What to do: Copy out each line of the material below with no changes.

Task input:
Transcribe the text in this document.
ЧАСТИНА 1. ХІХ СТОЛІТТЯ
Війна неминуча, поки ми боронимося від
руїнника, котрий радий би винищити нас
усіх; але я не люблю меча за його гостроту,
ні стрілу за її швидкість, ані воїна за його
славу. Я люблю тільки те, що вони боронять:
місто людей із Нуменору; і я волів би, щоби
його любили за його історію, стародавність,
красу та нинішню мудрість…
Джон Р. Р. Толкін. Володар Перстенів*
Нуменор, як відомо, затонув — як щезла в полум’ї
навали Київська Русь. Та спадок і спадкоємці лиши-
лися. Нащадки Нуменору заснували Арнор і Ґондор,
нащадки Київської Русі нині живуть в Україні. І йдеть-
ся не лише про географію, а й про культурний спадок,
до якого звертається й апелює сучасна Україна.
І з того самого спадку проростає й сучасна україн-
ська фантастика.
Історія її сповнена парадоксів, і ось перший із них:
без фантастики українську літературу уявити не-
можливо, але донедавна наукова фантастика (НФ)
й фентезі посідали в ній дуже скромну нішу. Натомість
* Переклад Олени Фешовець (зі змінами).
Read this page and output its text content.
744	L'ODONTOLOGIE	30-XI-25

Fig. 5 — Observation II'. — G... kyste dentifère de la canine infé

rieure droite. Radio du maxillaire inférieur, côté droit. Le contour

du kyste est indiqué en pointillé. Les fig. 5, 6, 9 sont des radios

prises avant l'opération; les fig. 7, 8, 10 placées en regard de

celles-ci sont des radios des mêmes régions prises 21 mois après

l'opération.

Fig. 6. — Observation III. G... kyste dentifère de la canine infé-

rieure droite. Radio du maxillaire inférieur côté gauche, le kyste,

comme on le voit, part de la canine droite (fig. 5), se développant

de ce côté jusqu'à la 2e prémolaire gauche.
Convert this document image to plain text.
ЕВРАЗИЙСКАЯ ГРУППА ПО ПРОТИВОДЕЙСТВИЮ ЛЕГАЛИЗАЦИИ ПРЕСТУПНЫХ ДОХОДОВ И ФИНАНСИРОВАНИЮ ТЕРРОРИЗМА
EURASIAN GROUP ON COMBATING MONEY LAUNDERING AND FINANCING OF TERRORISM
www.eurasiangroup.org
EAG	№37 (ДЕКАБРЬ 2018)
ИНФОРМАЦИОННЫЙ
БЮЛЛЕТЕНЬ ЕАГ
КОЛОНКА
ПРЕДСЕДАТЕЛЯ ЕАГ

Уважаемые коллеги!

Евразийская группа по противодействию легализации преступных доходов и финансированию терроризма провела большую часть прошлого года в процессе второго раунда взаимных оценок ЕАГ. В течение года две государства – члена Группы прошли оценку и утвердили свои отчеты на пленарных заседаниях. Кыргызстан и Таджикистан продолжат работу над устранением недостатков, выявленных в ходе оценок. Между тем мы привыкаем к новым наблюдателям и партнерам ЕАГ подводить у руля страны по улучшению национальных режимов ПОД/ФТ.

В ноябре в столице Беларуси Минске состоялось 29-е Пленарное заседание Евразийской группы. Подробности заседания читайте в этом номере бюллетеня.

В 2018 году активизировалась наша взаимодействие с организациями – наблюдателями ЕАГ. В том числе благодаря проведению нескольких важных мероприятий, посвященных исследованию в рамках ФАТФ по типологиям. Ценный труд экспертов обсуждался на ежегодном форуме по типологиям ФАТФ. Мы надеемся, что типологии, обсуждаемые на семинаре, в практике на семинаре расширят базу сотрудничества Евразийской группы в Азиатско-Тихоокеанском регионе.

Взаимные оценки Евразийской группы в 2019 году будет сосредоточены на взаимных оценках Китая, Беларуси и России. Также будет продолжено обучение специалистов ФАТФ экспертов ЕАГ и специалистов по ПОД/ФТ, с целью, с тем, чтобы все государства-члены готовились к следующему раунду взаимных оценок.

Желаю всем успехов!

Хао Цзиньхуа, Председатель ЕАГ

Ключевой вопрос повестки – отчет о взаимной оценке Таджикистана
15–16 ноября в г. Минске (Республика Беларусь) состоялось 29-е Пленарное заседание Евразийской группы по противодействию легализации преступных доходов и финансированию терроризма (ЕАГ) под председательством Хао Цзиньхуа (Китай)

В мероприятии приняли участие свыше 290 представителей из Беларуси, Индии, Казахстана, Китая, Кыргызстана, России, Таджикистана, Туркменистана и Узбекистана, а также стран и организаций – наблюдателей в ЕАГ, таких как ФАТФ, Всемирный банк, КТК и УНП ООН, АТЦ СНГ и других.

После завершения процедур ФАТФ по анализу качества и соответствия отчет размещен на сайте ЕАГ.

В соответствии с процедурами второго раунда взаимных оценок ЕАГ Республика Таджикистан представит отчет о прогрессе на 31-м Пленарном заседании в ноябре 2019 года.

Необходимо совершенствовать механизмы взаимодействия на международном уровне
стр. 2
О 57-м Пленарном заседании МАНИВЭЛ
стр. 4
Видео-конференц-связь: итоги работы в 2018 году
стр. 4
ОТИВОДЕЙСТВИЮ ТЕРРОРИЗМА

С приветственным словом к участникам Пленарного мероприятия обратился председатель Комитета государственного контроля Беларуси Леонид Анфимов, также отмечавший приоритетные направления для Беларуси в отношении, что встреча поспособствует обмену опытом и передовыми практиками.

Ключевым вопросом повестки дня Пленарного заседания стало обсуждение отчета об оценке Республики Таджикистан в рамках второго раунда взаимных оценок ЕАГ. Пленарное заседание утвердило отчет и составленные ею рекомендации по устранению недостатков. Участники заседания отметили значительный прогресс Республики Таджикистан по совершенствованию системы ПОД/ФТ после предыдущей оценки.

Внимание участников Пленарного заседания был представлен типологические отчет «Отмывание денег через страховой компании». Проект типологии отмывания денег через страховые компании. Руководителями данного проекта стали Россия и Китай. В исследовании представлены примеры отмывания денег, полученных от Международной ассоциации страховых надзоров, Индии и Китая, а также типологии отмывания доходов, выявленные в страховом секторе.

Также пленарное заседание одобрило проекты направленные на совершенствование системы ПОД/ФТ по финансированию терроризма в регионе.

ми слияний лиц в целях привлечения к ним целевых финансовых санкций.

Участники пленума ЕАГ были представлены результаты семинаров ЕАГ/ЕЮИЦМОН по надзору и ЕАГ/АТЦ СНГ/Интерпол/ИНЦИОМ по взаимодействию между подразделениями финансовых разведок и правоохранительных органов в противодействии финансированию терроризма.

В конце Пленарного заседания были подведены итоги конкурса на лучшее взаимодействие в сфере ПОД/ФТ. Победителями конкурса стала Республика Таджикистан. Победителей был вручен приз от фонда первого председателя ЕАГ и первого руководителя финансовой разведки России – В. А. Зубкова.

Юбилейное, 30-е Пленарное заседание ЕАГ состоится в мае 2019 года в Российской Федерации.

Right answer:
Transcribe the text in this document.
ЧАСТИНА 1. ХІХ СТОЛІТТЯ
Війна неминуча, поки ми боронимося від
руїнника, котрий радий би винищити нас
усіх; але я не люблю меча за його гостроту,
ні стрілу за її швидкість, ані воїна за його
славу. Я люблю тільки те, що вони боронять:
місто людей із Нуменору; і я волів би, щоби
його любили за його історію, стародавність,
красу та нинішню мудрість…
Джон Р. Р. Толкін. Володар Перстенів*
Нуменор, як відомо, затонув — як щезла в полум’ї
навали Київська Русь. Та спадок і спадкоємці лиши-
лися. Нащадки Нуменору заснували Арнор і Ґондор,
нащадки Київської Русі нині живуть в Україні. І йдеть-
ся не лише про географію, а й про культурний спадок,
до якого звертається й апелює сучасна Україна.
І з того самого спадку проростає й сучасна україн-
ська фантастика.
Історія її сповнена парадоксів, і ось перший із них:
без фантастики українську літературу уявити не-
можливо, але донедавна наукова фантастика (НФ)
й фентезі посідали в ній дуже скромну нішу. Натомість
* Переклад Олени Фешовець (зі змінами).
Read this page and output its text content.
744	L'ODONTOLOGIE	30-XI-25

Fig. 5 — Observation II'. — G... kyste dentifère de la canine infé

rieure droite. Radio du maxillaire inférieur, côté droit. Le contour

du kyste est indiqué en pointillé. Les fig. 5, 6, 9 sont des radios

prises avant l'opération; les fig. 7, 8, 10 placées en regard de

celles-ci sont des radios des mêmes régions prises 21 mois après

l'opération.

Fig. 6. — Observation III. G... kyste dentifère de la canine infé-

rieure droite. Radio du maxillaire inférieur côté gauche, le kyste,

comme on le voit, part de la canine droite (fig. 5), se développant

de ce côté jusqu'à la 2e prémolaire gauche.
Convert this document image to plain text.
ЕВРАЗИЙСКАЯ ГРУППА ПО ПРОТИВОДЕЙСТВИЮ ЛЕГАЛИЗАЦИИ ПРЕСТУПНЫХ ДОХОДОВ И ФИНАНСИРОВАНИЮ ТЕРРОРИЗМА
EURASIAN GROUP ON COMBATING MONEY LAUNDERING AND FINANCING OF TERRORISM
www.eurasiangroup.org
EAG	№37 (ДЕКАБРЬ 2018)
ИНФОРМАЦИОННЫЙ
БЮЛЛЕТЕНЬ ЕАГ
КОЛОНКА
ПРЕДСЕДАТЕЛЯ ЕАГ

Уважаемые коллеги!

Евразийская группа по противодействию легализации преступных доходов и финансированию терроризма провела большую часть прошлого года в процессе второго раунда взаимных оценок ЕАГ. В течение года две государства – члена Группы прошли оценку и утвердили свои отчеты на пленарных заседаниях. Кыргызстан и Таджикистан продолжат работу над устранением недостатков, выявленных в ходе оценок. Между тем мы привыкаем к новым наблюдателям и партнерам ЕАГ подводить у руля страны по улучшению национальных режимов ПОД/ФТ.

В ноябре в столице Беларуси Минске состоялось 29-е Пленарное заседание Евразийской группы. Подробности заседания читайте в этом номере бюллетеня.

В 2018 году активизировалась наша взаимодействие с организациями – наблюдателями ЕАГ. В том числе благодаря проведению нескольких важных мероприятий, посвященных исследованию в рамках ФАТФ по типологиям. Ценный труд экспертов обсуждался на ежегодном форуме по типологиям ФАТФ. Мы надеемся, что типологии, обсуждаемые на семинаре, в практике на семинаре расширят базу сотрудничества Евразийской группы в Азиатско-Тихоокеанском регионе.

Взаимные оценки Евразийской группы в 2019 году будет сосредоточены на взаимных оценках Китая, Беларуси и России. Также будет продолжено обучение специалистов ФАТФ экспертов ЕАГ и специалистов по ПОД/ФТ, с целью, с тем, чтобы все государства-члены готовились к следующему раунду взаимных оценок.

Желаю всем успехов!

Хао Цзиньхуа, Председатель ЕАГ

Ключевой вопрос повестки – отчет о взаимной оценке Таджикистана
15–16 ноября в г. Минске (Республика Беларусь) состоялось 29-е Пленарное заседание Евразийской группы по противодействию легализации преступных доходов и финансированию терроризма (ЕАГ) под председательством Хао Цзиньхуа (Китай)

В мероприятии приняли участие свыше 290 представителей из Беларуси, Индии, Казахстана, Китая, Кыргызстана, России, Таджикистана, Туркменистана и Узбекистана, а также стран и организаций – наблюдателей в ЕАГ, таких как ФАТФ, Всемирный банк, КТК и УНП ООН, АТЦ СНГ и других.

После завершения процедур ФАТФ по анализу качества и соответствия отчет размещен на сайте ЕАГ.

В соответствии с процедурами второго раунда взаимных оценок ЕАГ Республика Таджикистан представит отчет о прогрессе на 31-м Пленарном заседании в ноябре 2019 года.

Необходимо совершенствовать механизмы взаимодействия на международном уровне
стр. 2
О 57-м Пленарном заседании МАНИВЭЛ
стр. 4
Видео-конференц-связь: итоги работы в 2018 году
стр. 4
ОТИВОДЕЙСТВИЮ ТЕРРОРИЗМА

С приветственным словом к участникам Пленарного мероприятия обратился председатель Комитета государственного контроля Беларуси Леонид Анфимов, также отмечавший приоритетные направления для Беларуси в отношении, что встреча поспособствует обмену опытом и передовыми практиками.

Ключевым вопросом повестки дня Пленарного заседания стало обсуждение отчета об оценке Республики Таджикистан в рамках второго раунда взаимных оценок ЕАГ. Пленарное заседание утвердило отчет и составленные ею рекомендации по устранению недостатков. Участники заседания отметили значительный прогресс Республики Таджикистан по совершенствованию системы ПОД/ФТ после предыдущей оценки.

Внимание участников Пленарного заседания был представлен типологические отчет «Отмывание денег через страховой компании». Проект типологии отмывания денег через страховые компании. Руководителями данного проекта стали Россия и Китай. В исследовании представлены примеры отмывания денег, полученных от Международной ассоциации страховых надзоров, Индии и Китая, а также типологии отмывания доходов, выявленные в страховом секторе.

Также пленарное заседание одобрило проекты направленные на совершенствование системы ПОД/ФТ по финансированию терроризма в регионе.

ми слияний лиц в целях привлечения к ним целевых финансовых санкций.

Участники пленума ЕАГ были представлены результаты семинаров ЕАГ/ЕЮИЦМОН по надзору и ЕАГ/АТЦ СНГ/Интерпол/ИНЦИОМ по взаимодействию между подразделениями финансовых разведок и правоохранительных органов в противодействии финансированию терроризма.

В конце Пленарного заседания были подведены итоги конкурса на лучшее взаимодействие в сфере ПОД/ФТ. Победителями конкурса стала Республика Таджикистан. Победителей был вручен приз от фонда первого председателя ЕАГ и первого руководителя финансовой разведки России – В. А. Зубкова.

Юбилейное, 30-е Пленарное заседание ЕАГ состоится в мае 2019 года в Российской Федерации.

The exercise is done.